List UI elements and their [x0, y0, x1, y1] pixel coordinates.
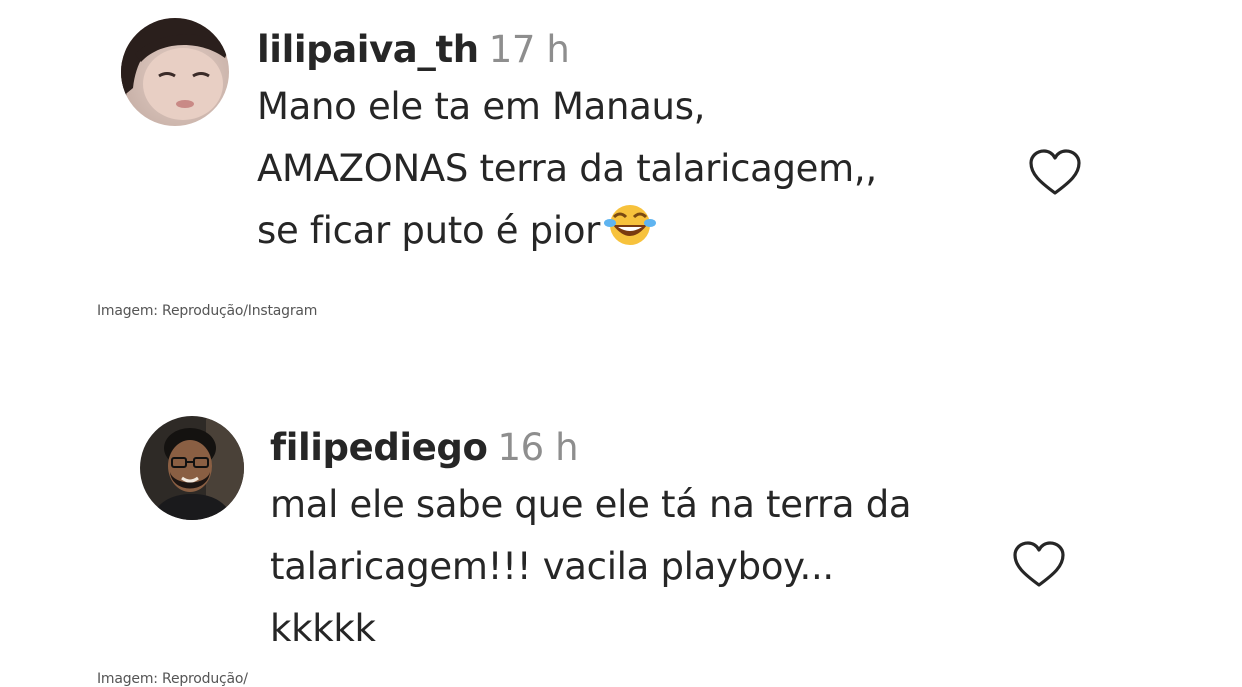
comment-body: filipediego 16 h mal ele sabe que ele tá … [270, 422, 1010, 660]
like-button[interactable] [1012, 540, 1066, 590]
comment-header: lilipaiva_th 17 h [257, 24, 1017, 76]
heart-outline-icon [1029, 149, 1081, 195]
avatar[interactable] [140, 416, 244, 520]
face-with-tears-of-joy-icon [604, 203, 657, 266]
comment-text-line: se ficar puto é pior [257, 200, 1017, 266]
comment-item: lilipaiva_th 17 h Mano ele ta em Manaus, … [118, 14, 1098, 274]
comment-text-line: mal ele sabe que ele tá na terra da [270, 483, 912, 526]
comment-text-line: kkkkk [270, 607, 376, 650]
comment-text-line: AMAZONAS terra da talaricagem,, [257, 147, 877, 190]
comment-body: lilipaiva_th 17 h Mano ele ta em Manaus, … [257, 24, 1017, 266]
comment-text-segment: se ficar puto é pior [257, 209, 601, 252]
image-caption: Imagem: Reprodução/Instagram [97, 303, 318, 319]
like-button[interactable] [1028, 148, 1082, 198]
image-caption: Imagem: Reprodução/ [97, 671, 248, 687]
comment-header: filipediego 16 h [270, 422, 1010, 474]
username-link[interactable]: lilipaiva_th [257, 28, 479, 71]
comment-text-line: talaricagem!!! vacila playboy... [270, 545, 834, 588]
avatar[interactable] [121, 18, 229, 126]
comment-item: filipediego 16 h mal ele sabe que ele tá … [136, 412, 1096, 652]
heart-outline-icon [1013, 541, 1065, 587]
username-link[interactable]: filipediego [270, 426, 488, 469]
timestamp[interactable]: 17 h [489, 28, 570, 71]
comment-text-line: Mano ele ta em Manaus, [257, 85, 706, 128]
timestamp[interactable]: 16 h [498, 426, 579, 469]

________________________________________

◆ **WHAT THE TASK ASKS**: Could you copy out every line above word for word, leaving out the picture?

◆ **SOLUTION BELOW**:
List UI elements and their [x0, y0, x1, y1] pixel coordinates.
comment-body: filipediego 16 h mal ele sabe que ele tá … [270, 422, 1010, 660]
like-button[interactable] [1012, 540, 1066, 590]
comment-header: lilipaiva_th 17 h [257, 24, 1017, 76]
heart-outline-icon [1029, 149, 1081, 195]
avatar[interactable] [140, 416, 244, 520]
face-with-tears-of-joy-icon [604, 203, 657, 266]
comment-text-line: se ficar puto é pior [257, 200, 1017, 266]
comment-item: lilipaiva_th 17 h Mano ele ta em Manaus, … [118, 14, 1098, 274]
comment-text-line: mal ele sabe que ele tá na terra da [270, 483, 912, 526]
comment-text-line: kkkkk [270, 607, 376, 650]
comment-text-line: AMAZONAS terra da talaricagem,, [257, 147, 877, 190]
comment-body: lilipaiva_th 17 h Mano ele ta em Manaus, … [257, 24, 1017, 266]
comment-text-segment: se ficar puto é pior [257, 209, 601, 252]
image-caption: Imagem: Reprodução/Instagram [97, 303, 318, 319]
like-button[interactable] [1028, 148, 1082, 198]
image-caption: Imagem: Reprodução/ [97, 671, 248, 687]
comment-header: filipediego 16 h [270, 422, 1010, 474]
username-link[interactable]: lilipaiva_th [257, 28, 479, 71]
comment-text-line: talaricagem!!! vacila playboy... [270, 545, 834, 588]
avatar[interactable] [121, 18, 229, 126]
comment-item: filipediego 16 h mal ele sabe que ele tá … [136, 412, 1096, 652]
heart-outline-icon [1013, 541, 1065, 587]
username-link[interactable]: filipediego [270, 426, 488, 469]
timestamp[interactable]: 17 h [489, 28, 570, 71]
comment-text-line: Mano ele ta em Manaus, [257, 85, 706, 128]
timestamp[interactable]: 16 h [498, 426, 579, 469]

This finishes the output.